**EXERCISE INSTRUCTIONS:**
[1] Retype the card reviews word for word, everything from "This was really" down to "harmed the likability.".
[2] Do the card reviews support each statement below? Answer yes or no for each, and quote the words from the card reviews that decide it.
(a) Vernal Vernon ended up as a 2/5.
(b) Visions saw a lot of play in the homemade cube.
(c) Vizier of the Flicker was reworked into a companion.
[3] Write what comes next in the card reviews, picking up after their final sentence.
## begin DOCUMENT PASSAGE
The adventure has been made sorcery speed as it was quite unreasonable otherwise. Now the card is generally pretty fair but quite interesting. Incubate is a versatile mechanic allowing you protection against mass removal and has both counters and artifact synergies. The typical case for this guy is Spawn with X = 1 on turn two then flop this out turn three with an attack the following turn making you incubate token at least a 3/3. This still isn't wild value, seven mana for a 2/4 and a 3/3 is nothing to write home about, even if that 2/4 is a bit proliferaty. What makes this card good is not the raw power level but the versatility. You can curve pretty well with a single card. You can save the incubate token for a long game. You can skip it altogether should you have a better selection of things to key off the proliferate. Later on Spawn simply acts as an impressive mana sink. You get a sizeable threat and that keeps the card pretty relevant and useful throughout. Not a bomb but a card with a lot going on. 





Vernal Vernon

Power 7.5

Design 8

I didn't have many depictions of treefolk I wanted to use and I had a surprising number of treefolk designed. This art has such a silly face I think it commands a somewhat silly name. Although verging on an Un-set aesthetic I am very fond of this one and I certainly love playing it. Of all the cards to have this is the one making me keen to go mono green. Double mana is just a great time. There is enough ways to draw and sink mana, and green is already looking to do that sort of thing as it is a typically rampy colour. Vernon is just a natural fit in green. He is also the most flavourful of the mana doubling cards with the likes of Vernal Bloom and Nissa Who Shakes the World providing precident. I wanted to give them all a reasonable chance of living and so this wound up as a 2/5. I am not sure I care enough to tweak it but I probably would make it a 2/4 if I were to make it again. It is powerful enough and a 2/4 reach is so much more iconically green. 





Visions

Power 6

Design 5

Strictly better Sleight of Hand, a card I rate and play highly in all other forms of cube. Despite being better than a good card in a higher powered format this got very limited play in my homemade cube. There was just enough consistency baked into stuff that this sort of thing wasn't bridging a very large gap. I had used various forms of cycling and bolted on enough scrying, enough Lay of the Land effects, that a little bit of cheap cantrip card quality doesn't offer a lot. Where total power in a deck actually counts for something there starts to be a more real cost to playing card quality effects. I like the look and feel of this one and so would like to buff it to playable. Blue is a touch shorter on instant card quality than I would like and I think this is the most reasonable candidate for that buff. I am just not entirely sure I am comfortable making a card so obviously above the power level of where real magic is at.  




Viti Levu (cut)

Power 5

Design 4





Vizier of the Flicker (banned)

Power 8

Design 2

This was really tedious and powerful. It had to be killed, twice. It was like a Mother of Runes but proactive as well. Not only does this protect other dorks but it is giving you endless EtB triggers which can all but lock people out of the game. This was not a good candidate for a card to give embalm. I heavily reworked this into a companion with a whole lot less power than this. It still wants killing but you only have to do it once and you have a lot more time and usually warning before doing so. This was too powerful while also having a less than favourable play pattern. Easy and welcome ban. Didn't like the flavour of the card much either, lazy naming harmed the likability.
## end DOCUMENT PASSAGE
## begin RAW DATA
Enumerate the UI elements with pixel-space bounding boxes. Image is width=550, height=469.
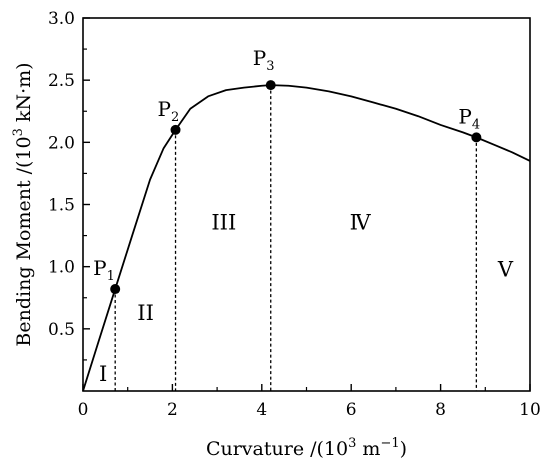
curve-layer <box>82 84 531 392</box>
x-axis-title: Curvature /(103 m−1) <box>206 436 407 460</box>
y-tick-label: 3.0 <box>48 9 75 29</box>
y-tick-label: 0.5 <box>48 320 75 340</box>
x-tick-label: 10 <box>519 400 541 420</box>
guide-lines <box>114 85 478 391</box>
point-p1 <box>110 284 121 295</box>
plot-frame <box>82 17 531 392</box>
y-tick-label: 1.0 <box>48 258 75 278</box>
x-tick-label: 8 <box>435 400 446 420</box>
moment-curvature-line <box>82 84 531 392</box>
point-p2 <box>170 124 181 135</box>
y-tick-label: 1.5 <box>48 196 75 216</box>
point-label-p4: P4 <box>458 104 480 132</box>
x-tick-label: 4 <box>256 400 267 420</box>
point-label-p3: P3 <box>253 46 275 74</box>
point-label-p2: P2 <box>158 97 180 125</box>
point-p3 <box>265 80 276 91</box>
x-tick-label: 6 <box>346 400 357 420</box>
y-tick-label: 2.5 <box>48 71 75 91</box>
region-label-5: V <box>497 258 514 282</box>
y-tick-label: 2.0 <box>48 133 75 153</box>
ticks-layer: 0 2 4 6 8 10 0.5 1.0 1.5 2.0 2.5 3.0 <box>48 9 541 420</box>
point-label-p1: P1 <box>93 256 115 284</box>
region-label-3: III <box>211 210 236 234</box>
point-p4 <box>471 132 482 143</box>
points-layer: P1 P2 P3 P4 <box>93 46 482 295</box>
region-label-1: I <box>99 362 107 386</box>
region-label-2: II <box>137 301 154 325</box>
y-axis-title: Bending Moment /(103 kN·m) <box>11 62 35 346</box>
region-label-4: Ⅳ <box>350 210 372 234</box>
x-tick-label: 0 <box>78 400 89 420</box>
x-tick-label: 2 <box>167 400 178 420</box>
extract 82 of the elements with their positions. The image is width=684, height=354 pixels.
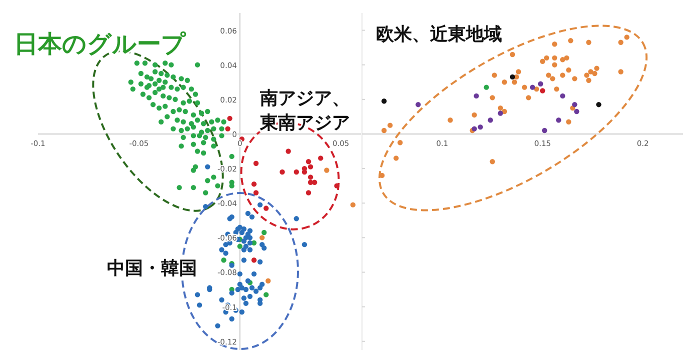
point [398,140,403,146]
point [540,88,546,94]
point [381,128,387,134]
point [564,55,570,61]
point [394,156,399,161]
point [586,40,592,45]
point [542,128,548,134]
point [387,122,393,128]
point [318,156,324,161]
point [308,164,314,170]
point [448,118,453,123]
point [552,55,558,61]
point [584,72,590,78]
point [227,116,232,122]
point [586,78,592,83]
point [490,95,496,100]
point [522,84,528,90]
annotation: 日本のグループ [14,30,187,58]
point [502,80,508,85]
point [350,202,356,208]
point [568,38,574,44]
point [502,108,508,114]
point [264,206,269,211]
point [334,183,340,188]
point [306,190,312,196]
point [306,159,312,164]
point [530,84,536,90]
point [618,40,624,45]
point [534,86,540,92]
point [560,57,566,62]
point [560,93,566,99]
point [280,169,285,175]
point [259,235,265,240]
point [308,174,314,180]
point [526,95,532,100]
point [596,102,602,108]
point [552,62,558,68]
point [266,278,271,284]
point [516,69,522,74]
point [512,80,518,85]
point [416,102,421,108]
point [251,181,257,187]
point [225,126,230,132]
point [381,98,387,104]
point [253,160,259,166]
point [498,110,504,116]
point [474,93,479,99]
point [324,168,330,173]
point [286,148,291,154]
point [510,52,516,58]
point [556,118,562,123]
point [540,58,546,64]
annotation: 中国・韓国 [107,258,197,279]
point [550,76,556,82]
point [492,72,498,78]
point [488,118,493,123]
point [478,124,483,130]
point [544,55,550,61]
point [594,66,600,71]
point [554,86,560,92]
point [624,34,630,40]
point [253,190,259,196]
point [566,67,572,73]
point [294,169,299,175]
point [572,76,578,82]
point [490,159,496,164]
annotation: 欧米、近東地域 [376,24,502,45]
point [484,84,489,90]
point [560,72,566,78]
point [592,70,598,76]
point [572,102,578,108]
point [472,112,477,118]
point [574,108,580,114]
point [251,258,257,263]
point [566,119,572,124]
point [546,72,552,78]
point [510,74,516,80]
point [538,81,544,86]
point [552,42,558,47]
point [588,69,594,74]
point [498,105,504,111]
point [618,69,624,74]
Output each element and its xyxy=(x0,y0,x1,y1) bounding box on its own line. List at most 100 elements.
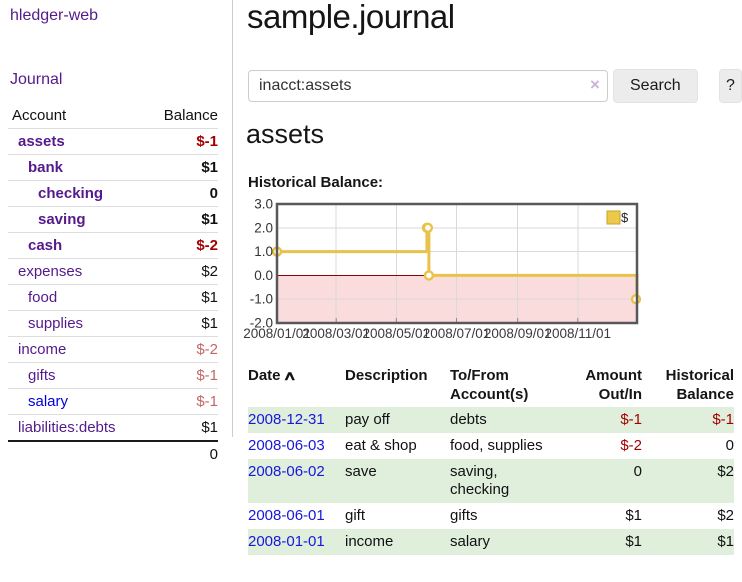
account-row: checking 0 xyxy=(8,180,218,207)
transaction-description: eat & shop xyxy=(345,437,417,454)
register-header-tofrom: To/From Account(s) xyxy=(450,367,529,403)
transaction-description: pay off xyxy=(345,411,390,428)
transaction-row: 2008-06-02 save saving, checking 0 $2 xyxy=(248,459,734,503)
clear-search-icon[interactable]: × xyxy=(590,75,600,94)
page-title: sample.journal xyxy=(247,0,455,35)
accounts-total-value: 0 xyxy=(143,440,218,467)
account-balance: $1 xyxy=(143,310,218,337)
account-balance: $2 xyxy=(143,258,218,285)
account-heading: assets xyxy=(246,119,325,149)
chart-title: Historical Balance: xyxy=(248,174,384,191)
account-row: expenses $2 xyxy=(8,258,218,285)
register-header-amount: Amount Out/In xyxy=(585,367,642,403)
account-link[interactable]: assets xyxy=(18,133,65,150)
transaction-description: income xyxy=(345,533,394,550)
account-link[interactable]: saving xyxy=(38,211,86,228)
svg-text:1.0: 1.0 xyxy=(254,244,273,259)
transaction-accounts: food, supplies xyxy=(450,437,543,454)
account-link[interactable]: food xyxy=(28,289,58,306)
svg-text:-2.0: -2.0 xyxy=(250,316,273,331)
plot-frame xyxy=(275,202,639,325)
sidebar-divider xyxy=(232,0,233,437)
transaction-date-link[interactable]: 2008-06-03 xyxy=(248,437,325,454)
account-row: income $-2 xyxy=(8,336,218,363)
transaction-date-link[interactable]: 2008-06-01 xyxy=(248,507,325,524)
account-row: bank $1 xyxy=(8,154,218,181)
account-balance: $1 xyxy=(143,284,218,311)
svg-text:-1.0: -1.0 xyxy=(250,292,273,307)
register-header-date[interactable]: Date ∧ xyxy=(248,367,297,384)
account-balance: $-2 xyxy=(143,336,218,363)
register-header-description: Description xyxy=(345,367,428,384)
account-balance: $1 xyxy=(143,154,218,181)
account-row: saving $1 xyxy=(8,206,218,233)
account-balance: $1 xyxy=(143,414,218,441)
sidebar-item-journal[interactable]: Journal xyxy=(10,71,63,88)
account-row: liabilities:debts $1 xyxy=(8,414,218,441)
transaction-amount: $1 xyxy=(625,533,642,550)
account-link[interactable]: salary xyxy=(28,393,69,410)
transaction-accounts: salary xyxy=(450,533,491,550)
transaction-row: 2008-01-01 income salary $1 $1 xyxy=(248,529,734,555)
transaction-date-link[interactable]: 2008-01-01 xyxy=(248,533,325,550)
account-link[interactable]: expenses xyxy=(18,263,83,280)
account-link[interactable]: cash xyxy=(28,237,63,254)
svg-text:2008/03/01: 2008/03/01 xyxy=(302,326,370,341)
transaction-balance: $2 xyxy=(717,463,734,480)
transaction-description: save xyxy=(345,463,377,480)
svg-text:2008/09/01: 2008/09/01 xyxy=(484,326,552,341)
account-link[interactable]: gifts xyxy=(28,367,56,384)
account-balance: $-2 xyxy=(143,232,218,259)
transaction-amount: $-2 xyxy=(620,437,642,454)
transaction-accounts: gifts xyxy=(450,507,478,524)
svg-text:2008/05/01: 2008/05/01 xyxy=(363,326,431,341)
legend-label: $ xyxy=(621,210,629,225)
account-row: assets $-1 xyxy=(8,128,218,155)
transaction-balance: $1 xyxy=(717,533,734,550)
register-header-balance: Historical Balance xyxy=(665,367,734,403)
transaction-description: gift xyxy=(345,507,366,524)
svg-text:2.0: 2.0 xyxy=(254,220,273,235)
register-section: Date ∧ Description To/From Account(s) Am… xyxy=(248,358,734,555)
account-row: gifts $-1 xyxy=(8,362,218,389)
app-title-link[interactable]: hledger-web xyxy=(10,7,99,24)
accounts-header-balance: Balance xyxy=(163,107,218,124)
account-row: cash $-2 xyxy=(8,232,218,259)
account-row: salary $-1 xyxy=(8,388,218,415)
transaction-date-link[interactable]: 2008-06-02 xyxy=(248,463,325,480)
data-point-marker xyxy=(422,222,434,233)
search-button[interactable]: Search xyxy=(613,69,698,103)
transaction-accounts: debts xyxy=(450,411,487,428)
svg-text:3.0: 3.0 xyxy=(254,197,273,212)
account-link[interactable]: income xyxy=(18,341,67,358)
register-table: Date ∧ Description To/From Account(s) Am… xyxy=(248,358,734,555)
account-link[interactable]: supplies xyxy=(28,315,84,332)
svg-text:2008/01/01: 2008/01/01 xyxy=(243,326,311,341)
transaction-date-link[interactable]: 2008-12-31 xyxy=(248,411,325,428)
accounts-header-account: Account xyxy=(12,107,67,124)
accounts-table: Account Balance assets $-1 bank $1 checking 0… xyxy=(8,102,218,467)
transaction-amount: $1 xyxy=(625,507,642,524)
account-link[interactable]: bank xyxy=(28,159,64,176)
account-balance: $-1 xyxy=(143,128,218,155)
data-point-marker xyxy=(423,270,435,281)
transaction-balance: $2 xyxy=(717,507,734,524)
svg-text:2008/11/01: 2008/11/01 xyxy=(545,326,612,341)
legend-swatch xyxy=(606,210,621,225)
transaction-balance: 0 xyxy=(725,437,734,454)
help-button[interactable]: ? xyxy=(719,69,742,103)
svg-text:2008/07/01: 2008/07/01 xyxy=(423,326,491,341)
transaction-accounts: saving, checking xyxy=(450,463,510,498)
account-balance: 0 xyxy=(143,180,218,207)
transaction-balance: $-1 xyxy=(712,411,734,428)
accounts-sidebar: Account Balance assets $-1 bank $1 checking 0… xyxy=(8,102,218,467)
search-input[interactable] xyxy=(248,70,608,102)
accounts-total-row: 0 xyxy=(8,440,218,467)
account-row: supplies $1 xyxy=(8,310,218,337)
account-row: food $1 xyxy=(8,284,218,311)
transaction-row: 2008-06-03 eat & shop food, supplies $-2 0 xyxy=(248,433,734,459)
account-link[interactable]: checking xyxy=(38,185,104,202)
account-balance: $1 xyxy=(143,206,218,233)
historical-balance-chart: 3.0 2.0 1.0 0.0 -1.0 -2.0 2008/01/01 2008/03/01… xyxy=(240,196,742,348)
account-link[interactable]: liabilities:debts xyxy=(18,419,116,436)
## end RAW DATA
**EXPECTED OUTPUTS:**
[1]
This was really tedious and powerful. It had to be killed, twice. It was like a Mother of Runes but proactive as well. Not only does this protect other dorks but it is giving you endless EtB triggers which can all but lock people out of the game. This was not a good candidate for a card to give embalm. I heavily reworked this into a companion with a whole lot less power than this. It still wants killing but you only have to do it once and you have a lot more time and usually warning before doing so. This was too powerful while also having a less than favourable play pattern. Easy and welcome ban. Didn't like the flavour of the card much either, lazy naming harmed the likability.

[2]
(a) Yes: "this wound up as a 2/5"
(b) No: "this got very limited play in my homemade cube"
(c) Yes: "I heavily reworked this into a companion with a whole lot less power than this"

[3]
Void Muncher (reworked)

Power 6

Design 6

I felt compelled to try for a big Eldrazi. They are kind of the poster boy for magic in that department. While not wild as far as Eldrazi go, this is the biggest thing in my cube. This is the original design and it was fine but a little too hard to include sensibly. A rework allowing it to be cast more readily and a little down turn in punch to go with that and the card is surprisingly in quite a healthy place. The main change was adding a forecast mode that produced Scion tokens which in turn would fix the colourless on the casting cost for you. That makes the card playable in any mana base. A fine card for a top end control finisher or a ramp deck. Likely passable in a recursion based deck too if I decide to make such a thing an option at some point down the line. 




Voidsphere (retuned)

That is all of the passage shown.